* [EXERCISE GOAL] Set down all of the entries word for word, omitting the images they contain.

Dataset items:
****************************************

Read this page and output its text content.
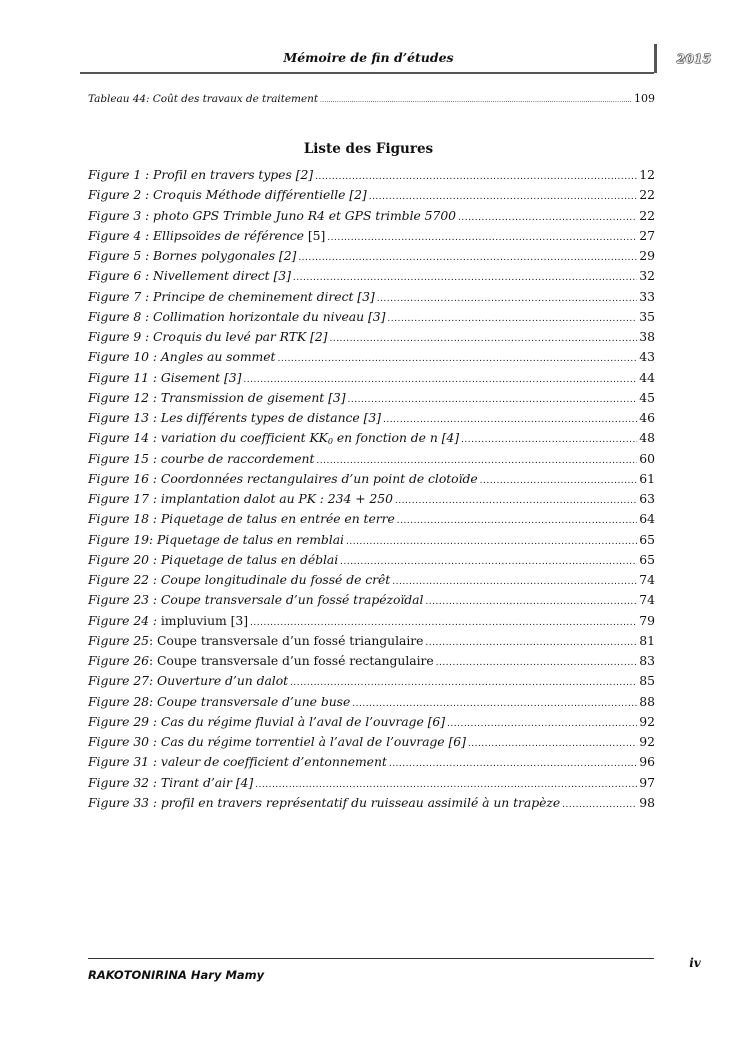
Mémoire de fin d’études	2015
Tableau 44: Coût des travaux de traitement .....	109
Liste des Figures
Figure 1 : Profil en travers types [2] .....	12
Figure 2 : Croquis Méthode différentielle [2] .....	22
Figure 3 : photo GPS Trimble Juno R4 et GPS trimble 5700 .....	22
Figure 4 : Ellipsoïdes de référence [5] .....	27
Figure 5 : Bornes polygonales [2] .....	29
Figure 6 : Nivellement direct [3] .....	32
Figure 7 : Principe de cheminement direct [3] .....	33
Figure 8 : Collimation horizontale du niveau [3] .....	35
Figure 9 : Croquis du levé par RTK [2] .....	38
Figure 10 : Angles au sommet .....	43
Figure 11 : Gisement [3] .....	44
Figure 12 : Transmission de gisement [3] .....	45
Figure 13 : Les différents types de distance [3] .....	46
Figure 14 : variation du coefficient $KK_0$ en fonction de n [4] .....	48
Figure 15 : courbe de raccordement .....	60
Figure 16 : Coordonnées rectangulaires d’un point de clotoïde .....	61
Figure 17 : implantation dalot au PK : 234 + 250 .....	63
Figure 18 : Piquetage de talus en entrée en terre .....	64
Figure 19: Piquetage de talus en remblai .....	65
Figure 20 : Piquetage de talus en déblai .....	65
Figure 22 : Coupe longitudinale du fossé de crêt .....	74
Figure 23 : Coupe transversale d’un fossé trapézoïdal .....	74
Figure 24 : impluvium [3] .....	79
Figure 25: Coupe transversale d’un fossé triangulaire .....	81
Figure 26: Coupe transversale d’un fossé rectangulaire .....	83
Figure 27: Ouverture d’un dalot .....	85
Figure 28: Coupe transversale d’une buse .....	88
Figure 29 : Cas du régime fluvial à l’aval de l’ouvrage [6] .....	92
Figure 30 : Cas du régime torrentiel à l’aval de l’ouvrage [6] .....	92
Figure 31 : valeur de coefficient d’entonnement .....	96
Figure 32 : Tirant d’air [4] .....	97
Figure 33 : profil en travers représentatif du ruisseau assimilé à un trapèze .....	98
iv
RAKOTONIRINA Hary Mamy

****************************************

* [OUTPUT FOR THIS TASK]
Read this page and output its text content.
Mémoire de fin d’études	2015
Tableau 44: Coût des travaux de traitement .....	109
Liste des Figures
Figure 1 : Profil en travers types [2] .....	12
Figure 2 : Croquis Méthode différentielle [2] .....	22
Figure 3 : photo GPS Trimble Juno R4 et GPS trimble 5700 .....	22
Figure 4 : Ellipsoïdes de référence [5] .....	27
Figure 5 : Bornes polygonales [2] .....	29
Figure 6 : Nivellement direct [3] .....	32
Figure 7 : Principe de cheminement direct [3] .....	33
Figure 8 : Collimation horizontale du niveau [3] .....	35
Figure 9 : Croquis du levé par RTK [2] .....	38
Figure 10 : Angles au sommet .....	43
Figure 11 : Gisement [3] .....	44
Figure 12 : Transmission de gisement [3] .....	45
Figure 13 : Les différents types de distance [3] .....	46
Figure 14 : variation du coefficient $KK_0$ en fonction de n [4] .....	48
Figure 15 : courbe de raccordement .....	60
Figure 16 : Coordonnées rectangulaires d’un point de clotoïde .....	61
Figure 17 : implantation dalot au PK : 234 + 250 .....	63
Figure 18 : Piquetage de talus en entrée en terre .....	64
Figure 19: Piquetage de talus en remblai .....	65
Figure 20 : Piquetage de talus en déblai .....	65
Figure 22 : Coupe longitudinale du fossé de crêt .....	74
Figure 23 : Coupe transversale d’un fossé trapézoïdal .....	74
Figure 24 : impluvium [3] .....	79
Figure 25: Coupe transversale d’un fossé triangulaire .....	81
Figure 26: Coupe transversale d’un fossé rectangulaire .....	83
Figure 27: Ouverture d’un dalot .....	85
Figure 28: Coupe transversale d’une buse .....	88
Figure 29 : Cas du régime fluvial à l’aval de l’ouvrage [6] .....	92
Figure 30 : Cas du régime torrentiel à l’aval de l’ouvrage [6] .....	92
Figure 31 : valeur de coefficient d’entonnement .....	96
Figure 32 : Tirant d’air [4] .....	97
Figure 33 : profil en travers représentatif du ruisseau assimilé à un trapèze .....	98
iv
RAKOTONIRINA Hary Mamy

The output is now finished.